DIRECTIONS FOR THIS TASK: Restate the records that follow word for word; no pictures should appear.

PROVIDED DATA:

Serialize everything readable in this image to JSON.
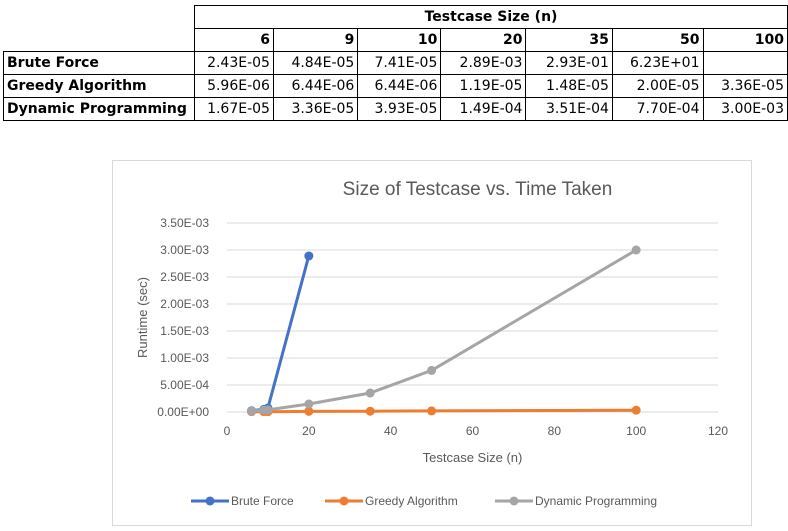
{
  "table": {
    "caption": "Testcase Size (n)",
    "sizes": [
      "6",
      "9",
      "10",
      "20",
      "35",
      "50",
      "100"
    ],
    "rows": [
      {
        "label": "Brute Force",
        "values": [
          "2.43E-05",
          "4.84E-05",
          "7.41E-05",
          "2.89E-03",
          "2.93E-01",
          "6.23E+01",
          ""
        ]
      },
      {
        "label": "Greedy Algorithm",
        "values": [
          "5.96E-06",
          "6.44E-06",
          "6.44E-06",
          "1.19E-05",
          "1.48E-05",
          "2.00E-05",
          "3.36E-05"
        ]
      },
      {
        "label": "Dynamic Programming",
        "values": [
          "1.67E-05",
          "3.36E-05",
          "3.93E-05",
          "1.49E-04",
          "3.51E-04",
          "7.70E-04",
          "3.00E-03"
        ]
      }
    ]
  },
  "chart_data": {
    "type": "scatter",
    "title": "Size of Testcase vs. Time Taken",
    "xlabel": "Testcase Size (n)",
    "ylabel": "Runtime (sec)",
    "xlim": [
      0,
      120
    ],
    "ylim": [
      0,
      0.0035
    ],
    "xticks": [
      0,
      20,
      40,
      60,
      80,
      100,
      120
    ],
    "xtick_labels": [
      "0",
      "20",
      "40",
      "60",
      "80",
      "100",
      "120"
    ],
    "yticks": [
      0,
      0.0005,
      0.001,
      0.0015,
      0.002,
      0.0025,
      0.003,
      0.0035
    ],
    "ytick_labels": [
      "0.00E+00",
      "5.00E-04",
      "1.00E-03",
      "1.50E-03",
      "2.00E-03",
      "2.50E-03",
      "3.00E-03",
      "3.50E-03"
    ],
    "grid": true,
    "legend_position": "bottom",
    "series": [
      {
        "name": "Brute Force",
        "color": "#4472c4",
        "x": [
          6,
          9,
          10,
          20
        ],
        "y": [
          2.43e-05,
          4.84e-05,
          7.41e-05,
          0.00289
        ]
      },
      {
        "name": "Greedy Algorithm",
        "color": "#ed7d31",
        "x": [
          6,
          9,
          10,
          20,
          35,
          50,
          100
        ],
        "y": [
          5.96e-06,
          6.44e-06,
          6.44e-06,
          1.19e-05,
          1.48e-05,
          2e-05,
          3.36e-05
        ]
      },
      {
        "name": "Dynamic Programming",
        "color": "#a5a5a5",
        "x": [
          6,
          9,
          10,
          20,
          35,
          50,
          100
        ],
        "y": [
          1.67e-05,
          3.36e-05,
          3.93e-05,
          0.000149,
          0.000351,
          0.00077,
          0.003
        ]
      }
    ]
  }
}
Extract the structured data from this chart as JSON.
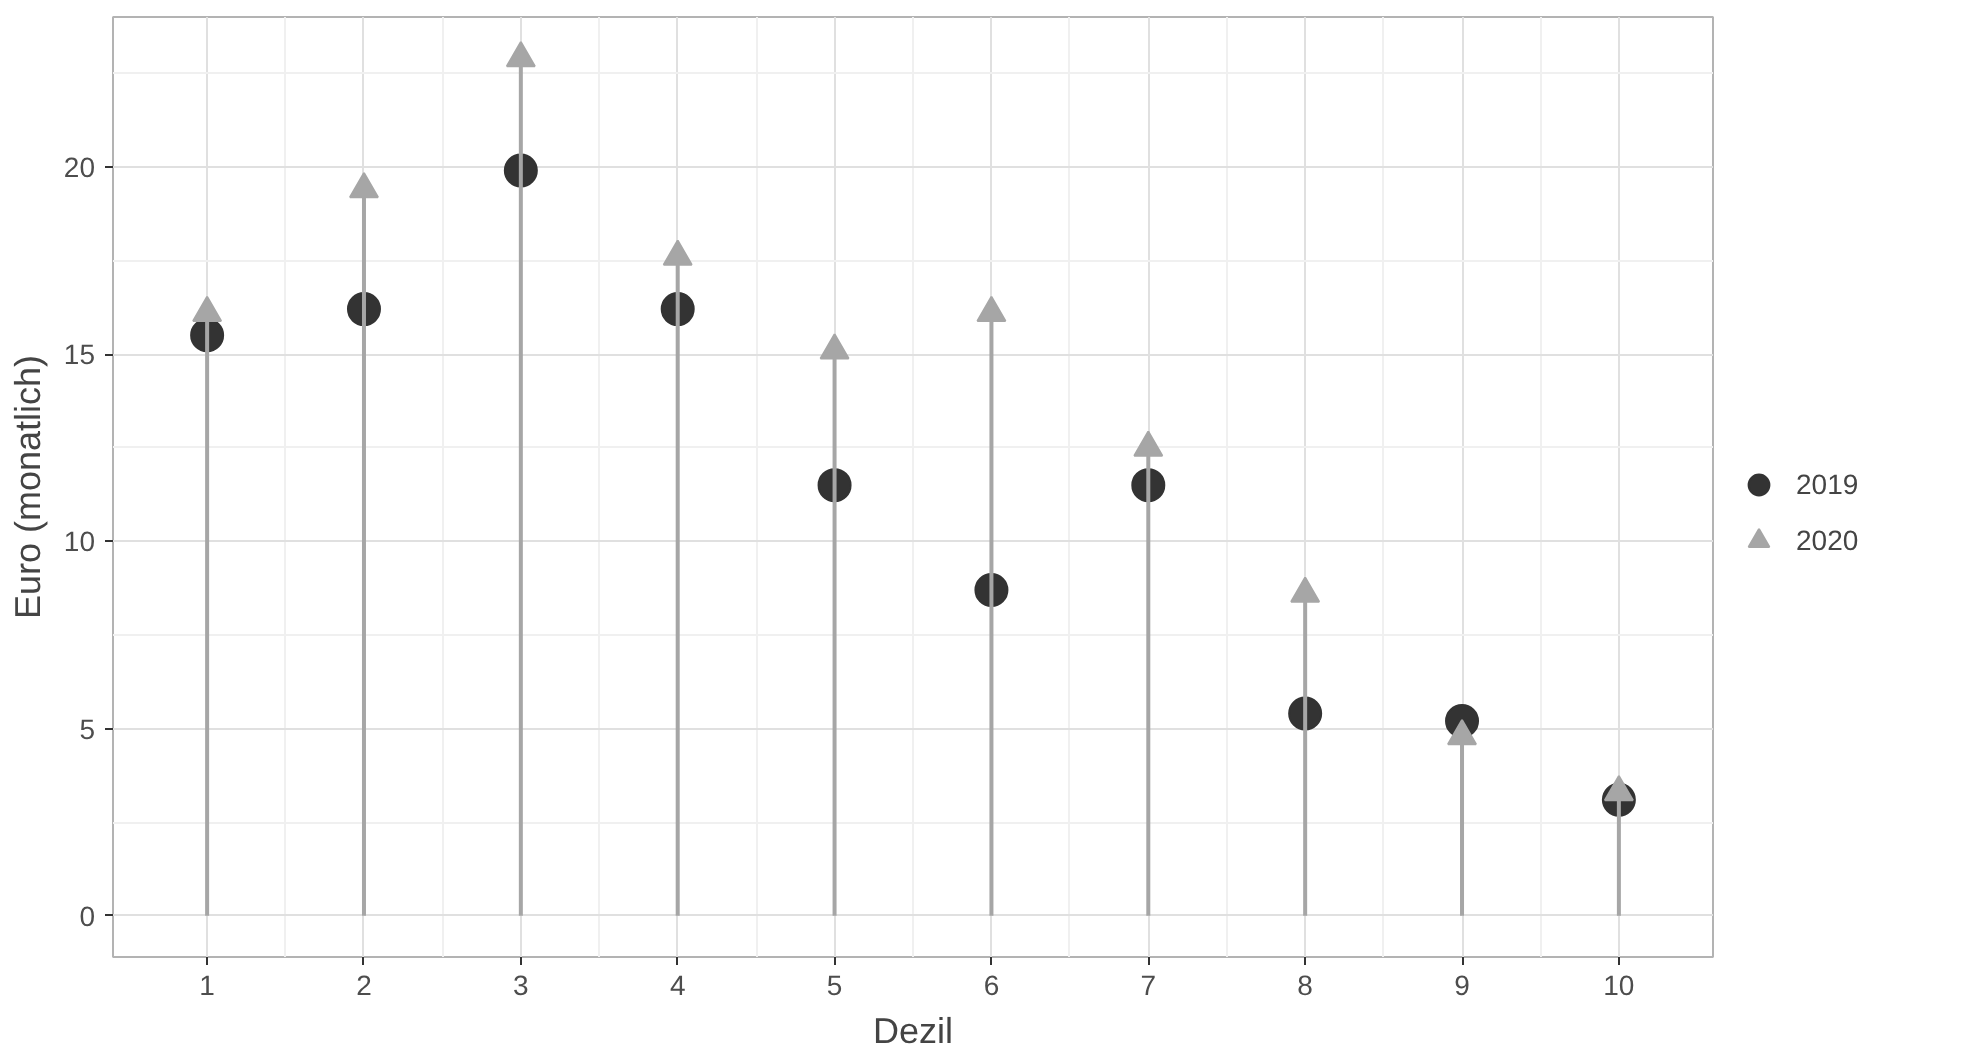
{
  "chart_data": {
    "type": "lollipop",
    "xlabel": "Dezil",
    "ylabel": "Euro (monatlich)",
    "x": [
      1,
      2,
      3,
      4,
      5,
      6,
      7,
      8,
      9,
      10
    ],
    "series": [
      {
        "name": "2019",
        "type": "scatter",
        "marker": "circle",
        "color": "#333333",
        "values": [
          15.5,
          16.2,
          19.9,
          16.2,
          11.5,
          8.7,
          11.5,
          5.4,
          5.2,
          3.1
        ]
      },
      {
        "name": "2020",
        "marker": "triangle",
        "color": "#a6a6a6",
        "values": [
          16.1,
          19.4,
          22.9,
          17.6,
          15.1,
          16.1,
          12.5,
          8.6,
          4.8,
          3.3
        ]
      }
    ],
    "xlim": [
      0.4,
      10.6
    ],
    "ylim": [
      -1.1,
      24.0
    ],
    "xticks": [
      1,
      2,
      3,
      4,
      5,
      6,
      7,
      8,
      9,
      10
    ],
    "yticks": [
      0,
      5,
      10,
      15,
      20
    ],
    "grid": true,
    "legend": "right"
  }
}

RESULT FOR THIS TASK:
Serialize everything readable in this image to JSON.
{
  "table": {
    "caption": "Testcase Size (n)",
    "sizes": [
      "6",
      "9",
      "10",
      "20",
      "35",
      "50",
      "100"
    ],
    "rows": [
      {
        "label": "Brute Force",
        "values": [
          "2.43E-05",
          "4.84E-05",
          "7.41E-05",
          "2.89E-03",
          "2.93E-01",
          "6.23E+01",
          ""
        ]
      },
      {
        "label": "Greedy Algorithm",
        "values": [
          "5.96E-06",
          "6.44E-06",
          "6.44E-06",
          "1.19E-05",
          "1.48E-05",
          "2.00E-05",
          "3.36E-05"
        ]
      },
      {
        "label": "Dynamic Programming",
        "values": [
          "1.67E-05",
          "3.36E-05",
          "3.93E-05",
          "1.49E-04",
          "3.51E-04",
          "7.70E-04",
          "3.00E-03"
        ]
      }
    ]
  },
  "chart_data": {
    "type": "scatter",
    "title": "Size of Testcase vs. Time Taken",
    "xlabel": "Testcase Size (n)",
    "ylabel": "Runtime (sec)",
    "xlim": [
      0,
      120
    ],
    "ylim": [
      0,
      0.0035
    ],
    "xticks": [
      0,
      20,
      40,
      60,
      80,
      100,
      120
    ],
    "xtick_labels": [
      "0",
      "20",
      "40",
      "60",
      "80",
      "100",
      "120"
    ],
    "yticks": [
      0,
      0.0005,
      0.001,
      0.0015,
      0.002,
      0.0025,
      0.003,
      0.0035
    ],
    "ytick_labels": [
      "0.00E+00",
      "5.00E-04",
      "1.00E-03",
      "1.50E-03",
      "2.00E-03",
      "2.50E-03",
      "3.00E-03",
      "3.50E-03"
    ],
    "grid": true,
    "legend_position": "bottom",
    "series": [
      {
        "name": "Brute Force",
        "color": "#4472c4",
        "x": [
          6,
          9,
          10,
          20
        ],
        "y": [
          2.43e-05,
          4.84e-05,
          7.41e-05,
          0.00289
        ]
      },
      {
        "name": "Greedy Algorithm",
        "color": "#ed7d31",
        "x": [
          6,
          9,
          10,
          20,
          35,
          50,
          100
        ],
        "y": [
          5.96e-06,
          6.44e-06,
          6.44e-06,
          1.19e-05,
          1.48e-05,
          2e-05,
          3.36e-05
        ]
      },
      {
        "name": "Dynamic Programming",
        "color": "#a5a5a5",
        "x": [
          6,
          9,
          10,
          20,
          35,
          50,
          100
        ],
        "y": [
          1.67e-05,
          3.36e-05,
          3.93e-05,
          0.000149,
          0.000351,
          0.00077,
          0.003
        ]
      }
    ]
  }
}
Extract the structured data from this chart as JSON.
{
  "chart_data": {
    "type": "lollipop",
    "xlabel": "Dezil",
    "ylabel": "Euro (monatlich)",
    "x": [
      1,
      2,
      3,
      4,
      5,
      6,
      7,
      8,
      9,
      10
    ],
    "series": [
      {
        "name": "2019",
        "type": "scatter",
        "marker": "circle",
        "color": "#333333",
        "values": [
          15.5,
          16.2,
          19.9,
          16.2,
          11.5,
          8.7,
          11.5,
          5.4,
          5.2,
          3.1
        ]
      },
      {
        "name": "2020",
        "marker": "triangle",
        "color": "#a6a6a6",
        "values": [
          16.1,
          19.4,
          22.9,
          17.6,
          15.1,
          16.1,
          12.5,
          8.6,
          4.8,
          3.3
        ]
      }
    ],
    "xlim": [
      0.4,
      10.6
    ],
    "ylim": [
      -1.1,
      24.0
    ],
    "xticks": [
      1,
      2,
      3,
      4,
      5,
      6,
      7,
      8,
      9,
      10
    ],
    "yticks": [
      0,
      5,
      10,
      15,
      20
    ],
    "grid": true,
    "legend": "right"
  }
}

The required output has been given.